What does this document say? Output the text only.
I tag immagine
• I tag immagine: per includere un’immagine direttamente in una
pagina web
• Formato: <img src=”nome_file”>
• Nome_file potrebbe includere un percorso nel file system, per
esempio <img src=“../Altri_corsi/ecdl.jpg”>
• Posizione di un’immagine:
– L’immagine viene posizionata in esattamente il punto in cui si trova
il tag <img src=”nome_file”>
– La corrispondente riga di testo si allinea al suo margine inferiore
**********
- [SET EXERCISE] Make a verbatim copy of every entry shown above.

- [SOLUTION TO THE PROBLEM]
What does this document say? Output the text only.
I tag immagine
• I tag immagine: per includere un’immagine direttamente in una
pagina web
• Formato: <img src=”nome_file”>
• Nome_file potrebbe includere un percorso nel file system, per
esempio <img src=“../Altri_corsi/ecdl.jpg”>
• Posizione di un’immagine:
– L’immagine viene posizionata in esattamente il punto in cui si trova
il tag <img src=”nome_file”>
– La corrispondente riga di testo si allinea al suo margine inferiore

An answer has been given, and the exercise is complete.